#### Dataset content:

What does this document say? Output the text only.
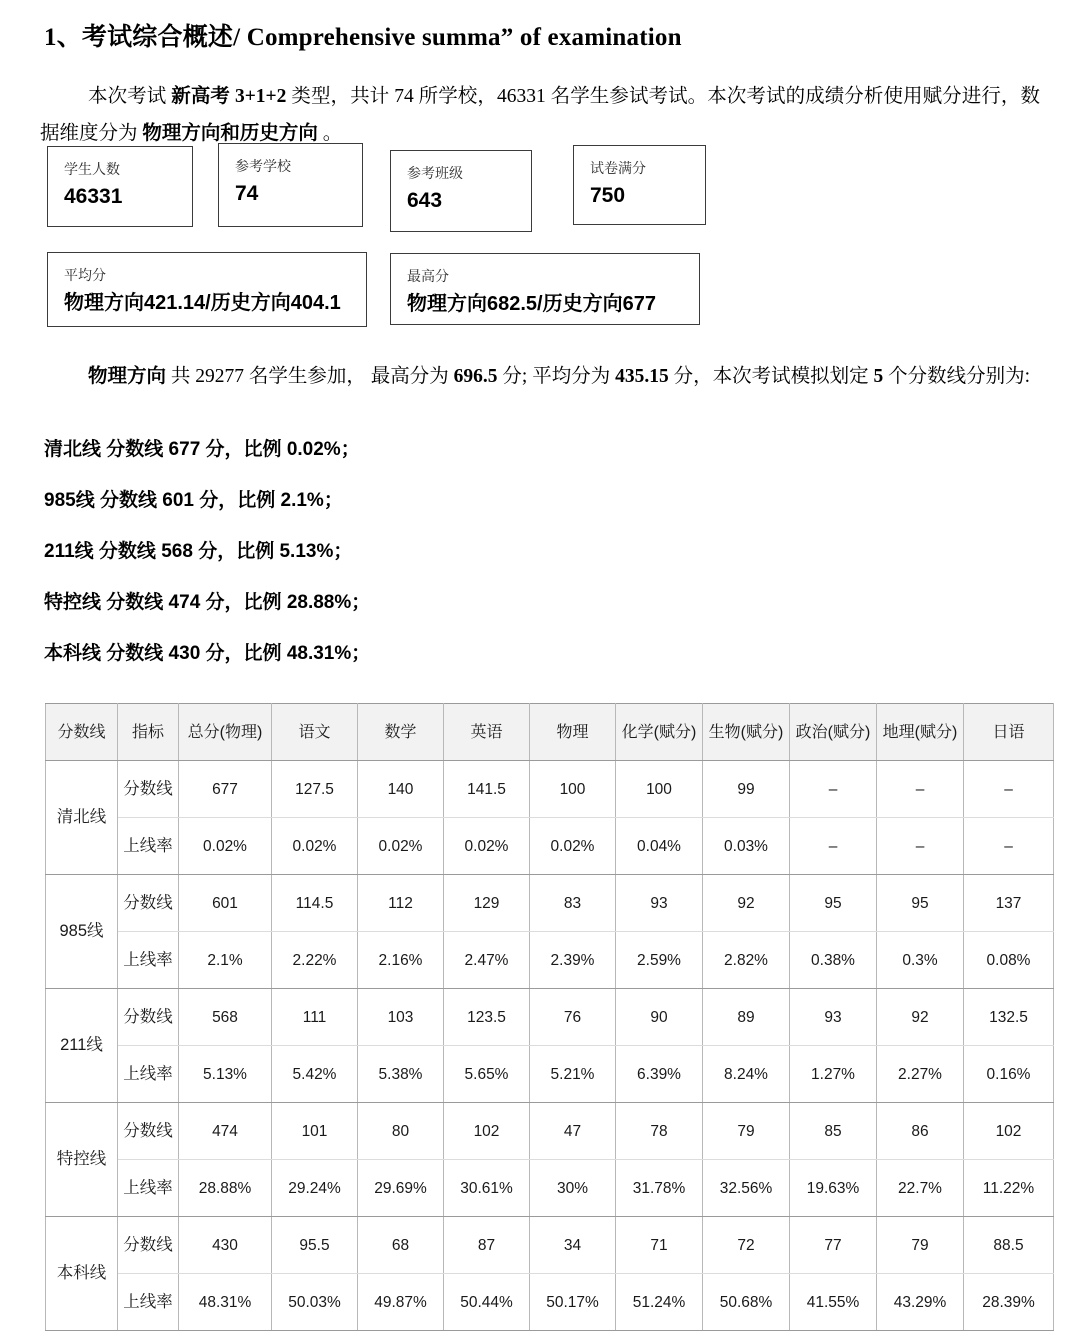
1、考试综合概述/ Comprehensive summa” of examination

本次考试 新高考 3+1+2 类型，共计 74 所学校，46331 名学生参试考试。本次考试的成绩分析使用赋分进行，数据维度分为 物理方向和历史方向 。

学生人数
46331
参考学校
74
参考班级
643
试卷满分
750
平均分
物理方向421.14/历史方向404.1
最高分
物理方向682.5/历史方向677

物理方向 共 29277 名学生参加， 最高分为 696.5 分; 平均分为 435.15 分，本次考试模拟划定 5 个分数线分别为:

清北线 分数线 677 分，比例 0.02%；
985线 分数线 601 分，比例 2.1%；
211线 分数线 568 分，比例 5.13%；
特控线 分数线 474 分，比例 28.88%；
本科线 分数线 430 分，比例 48.31%；
分数线	指标	总分(物理)	语文	数学	英语	物理	化学(赋分)	生物(赋分)	政治(赋分)	地理(赋分)	日语
清北线	分数线	677	127.5	140	141.5	100	100	99	–	–	–
	上线率	0.02%	0.02%	0.02%	0.02%	0.02%	0.04%	0.03%	–	–	–
985线	分数线	601	114.5	112	129	83	93	92	95	95	137
	上线率	2.1%	2.22%	2.16%	2.47%	2.39%	2.59%	2.82%	0.38%	0.3%	0.08%
211线	分数线	568	111	103	123.5	76	90	89	93	92	132.5
	上线率	5.13%	5.42%	5.38%	5.65%	5.21%	6.39%	8.24%	1.27%	2.27%	0.16%
特控线	分数线	474	101	80	102	47	78	79	85	86	102
	上线率	28.88%	29.24%	29.69%	30.61%	30%	31.78%	32.56%	19.63%	22.7%	11.22%
本科线	分数线	430	95.5	68	87	34	71	72	77	79	88.5
	上线率	48.31%	50.03%	49.87%	50.44%	50.17%	51.24%	50.68%	41.55%	43.29%	28.39%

#### To do:
Every line above should be returned word for word, with the pictures left behind.

#### Result below:
What does this document say? Output the text only.
1、考试综合概述/ Comprehensive summa” of examination

本次考试 新高考 3+1+2 类型，共计 74 所学校，46331 名学生参试考试。本次考试的成绩分析使用赋分进行，数据维度分为 物理方向和历史方向 。

学生人数
46331
参考学校
74
参考班级
643
试卷满分
750
平均分
物理方向421.14/历史方向404.1
最高分
物理方向682.5/历史方向677

物理方向 共 29277 名学生参加， 最高分为 696.5 分; 平均分为 435.15 分，本次考试模拟划定 5 个分数线分别为:

清北线 分数线 677 分，比例 0.02%；
985线 分数线 601 分，比例 2.1%；
211线 分数线 568 分，比例 5.13%；
特控线 分数线 474 分，比例 28.88%；
本科线 分数线 430 分，比例 48.31%；
分数线	指标	总分(物理)	语文	数学	英语	物理	化学(赋分)	生物(赋分)	政治(赋分)	地理(赋分)	日语
清北线	分数线	677	127.5	140	141.5	100	100	99	–	–	–
	上线率	0.02%	0.02%	0.02%	0.02%	0.02%	0.04%	0.03%	–	–	–
985线	分数线	601	114.5	112	129	83	93	92	95	95	137
	上线率	2.1%	2.22%	2.16%	2.47%	2.39%	2.59%	2.82%	0.38%	0.3%	0.08%
211线	分数线	568	111	103	123.5	76	90	89	93	92	132.5
	上线率	5.13%	5.42%	5.38%	5.65%	5.21%	6.39%	8.24%	1.27%	2.27%	0.16%
特控线	分数线	474	101	80	102	47	78	79	85	86	102
	上线率	28.88%	29.24%	29.69%	30.61%	30%	31.78%	32.56%	19.63%	22.7%	11.22%
本科线	分数线	430	95.5	68	87	34	71	72	77	79	88.5
	上线率	48.31%	50.03%	49.87%	50.44%	50.17%	51.24%	50.68%	41.55%	43.29%	28.39%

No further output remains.